=== Listed entries ===
--------------------

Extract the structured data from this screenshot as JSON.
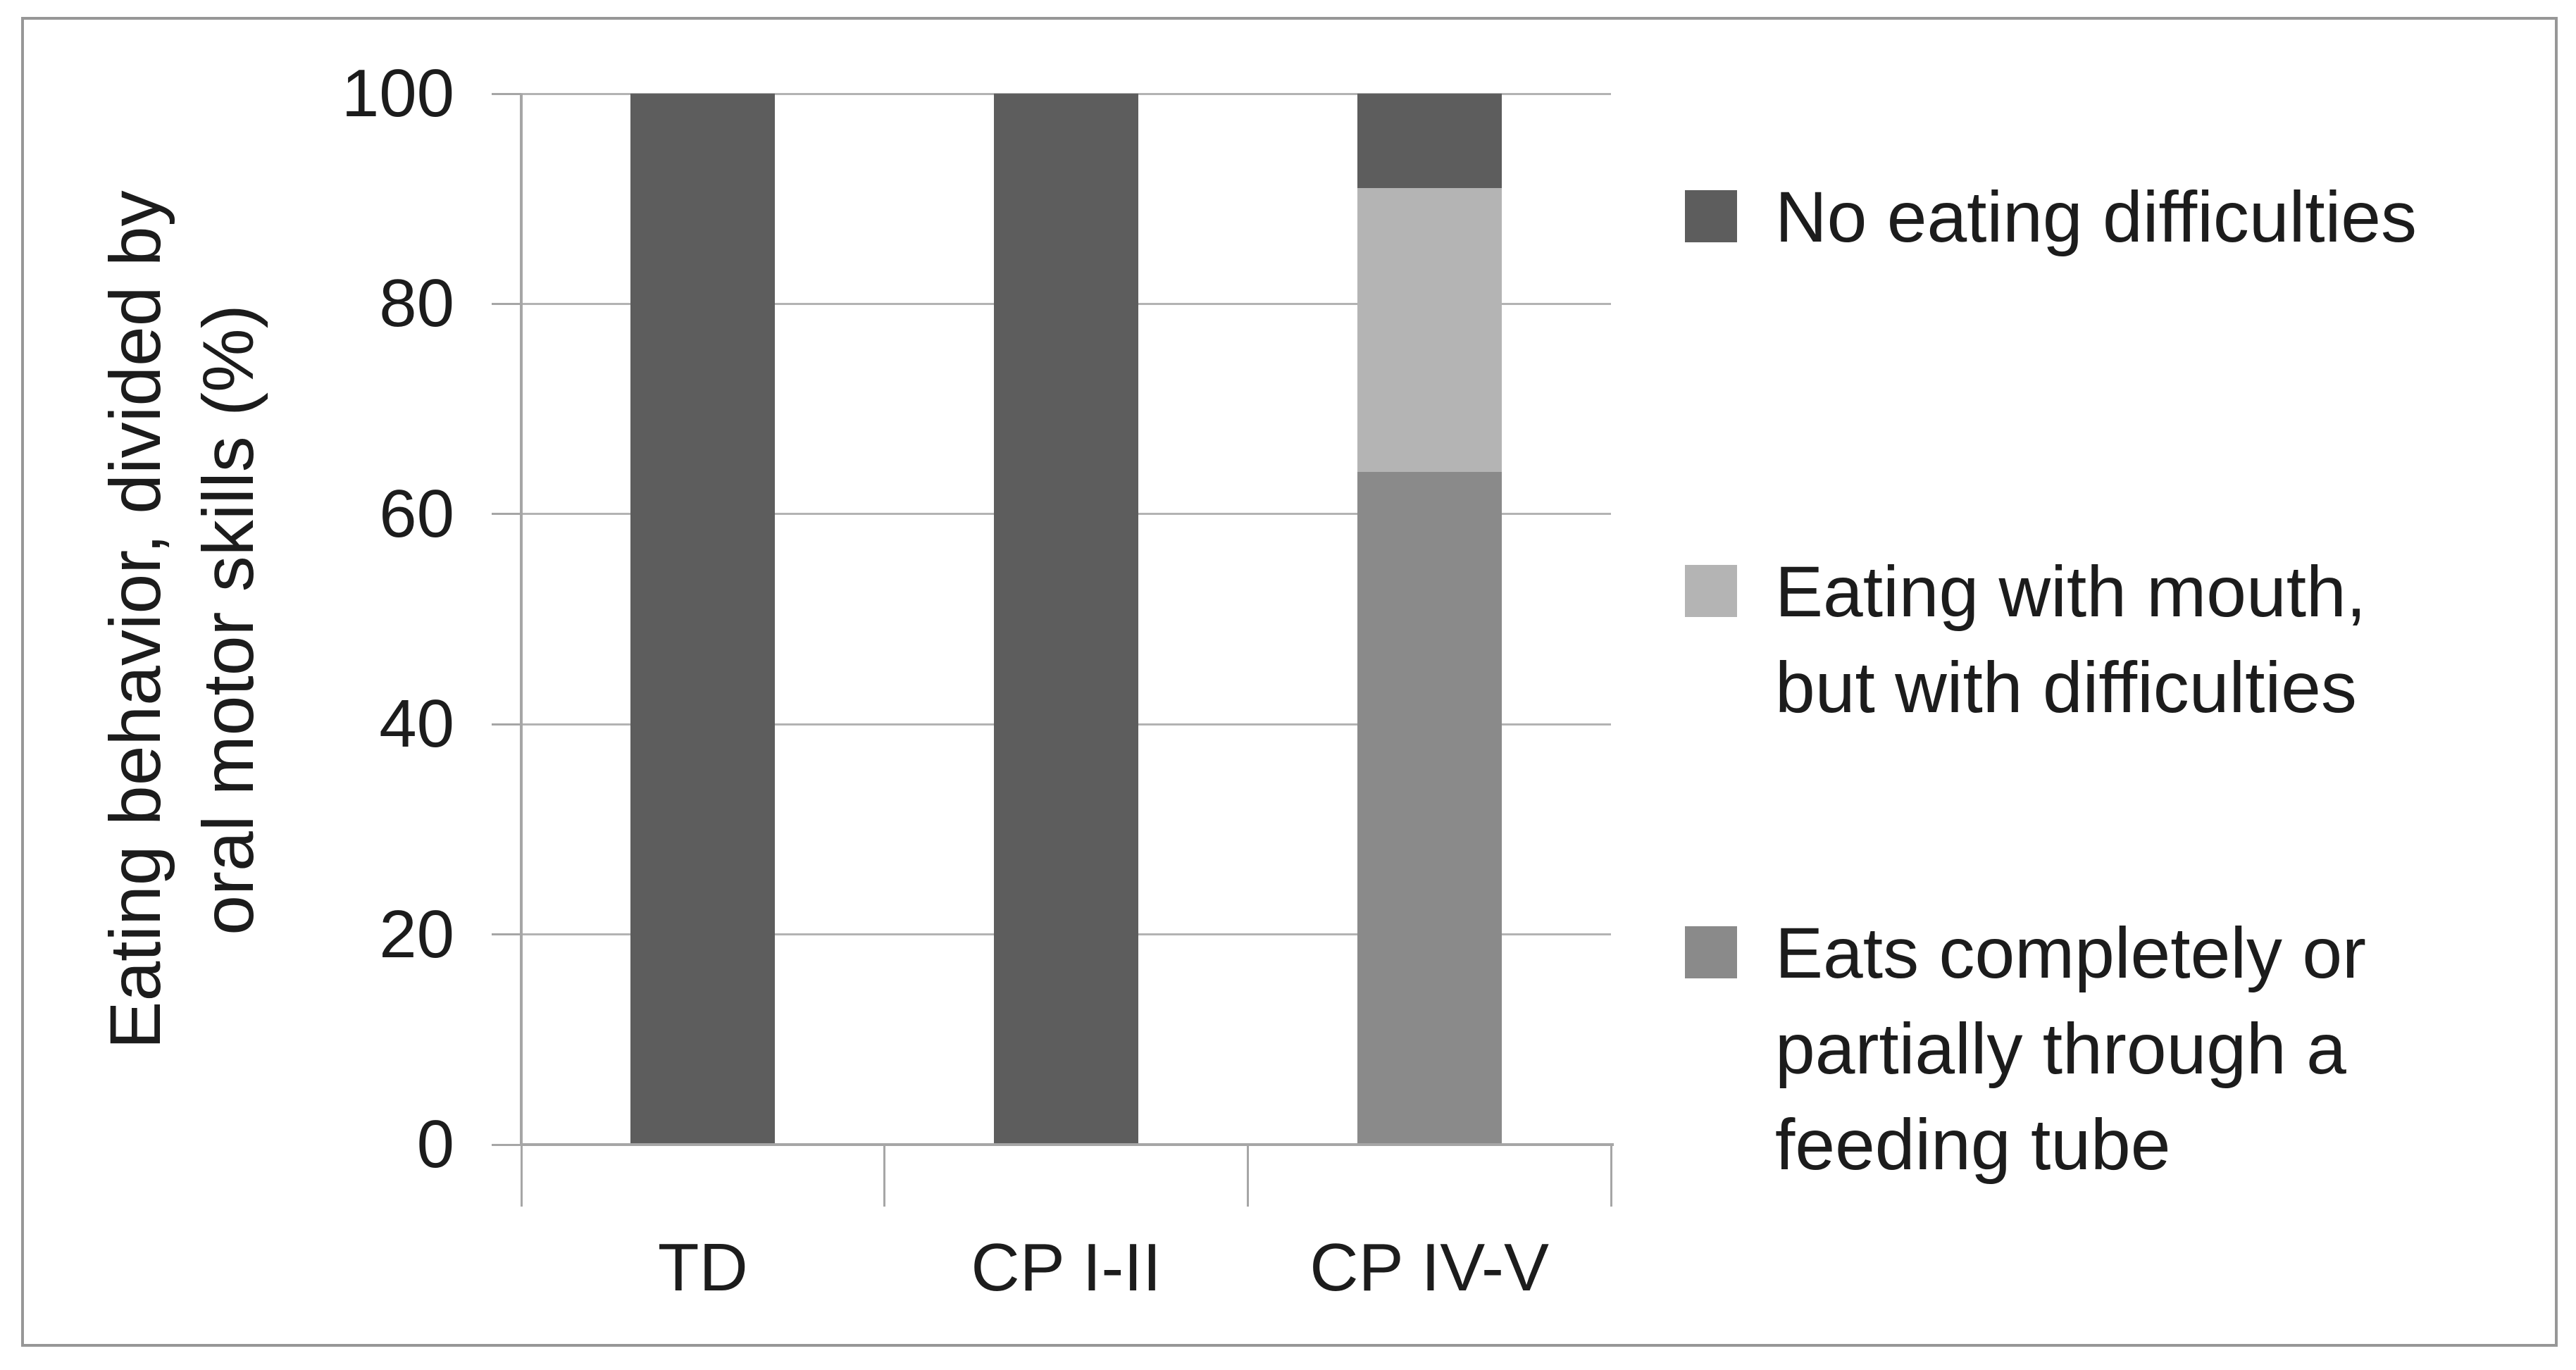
{
  "canvas": {
    "background": "#ffffff",
    "frame_border_color": "#979797"
  },
  "chart_data": {
    "type": "bar",
    "stacked": true,
    "title": "",
    "xlabel": "",
    "ylabel": "Eating behavior, divided by oral motor skills (%)",
    "ylabel_lines": [
      "Eating behavior, divided by",
      "oral motor skills (%)"
    ],
    "categories": [
      "TD",
      "CP I-II",
      "CP IV-V"
    ],
    "series": [
      {
        "name": "Eats completely or partially through a feeding tube",
        "color": "#8a8a8a",
        "values": [
          0,
          0,
          64
        ]
      },
      {
        "name": "Eating with mouth, but with difficulties",
        "color": "#b4b4b4",
        "values": [
          0,
          0,
          27
        ]
      },
      {
        "name": "No eating difficulties",
        "color": "#5d5d5d",
        "values": [
          100,
          100,
          9
        ]
      }
    ],
    "ylim": [
      0,
      100
    ],
    "yticks": [
      0,
      20,
      40,
      60,
      80,
      100
    ],
    "grid": true,
    "axis_color": "#a6a6a6",
    "gridline_color": "#b3b3b3",
    "legend_position": "right",
    "legend": [
      {
        "series": "No eating difficulties",
        "lines": [
          "No eating difficulties"
        ],
        "color": "#5d5d5d"
      },
      {
        "series": "Eating with mouth, but with difficulties",
        "lines": [
          "Eating with mouth,",
          "but with difficulties"
        ],
        "color": "#b4b4b4"
      },
      {
        "series": "Eats completely or partially through a feeding tube",
        "lines": [
          "Eats completely or",
          "partially through a",
          "feeding tube"
        ],
        "color": "#8a8a8a"
      }
    ]
  }
}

--------------------

=== Challenge ===
From the data above, copy out every line with the string "Eats" in it.

=== Completed task ===
        "name": "Eats completely or partially through a feeding tube",
        "series": "Eats completely or partially through a feeding tube",
          "Eats completely or",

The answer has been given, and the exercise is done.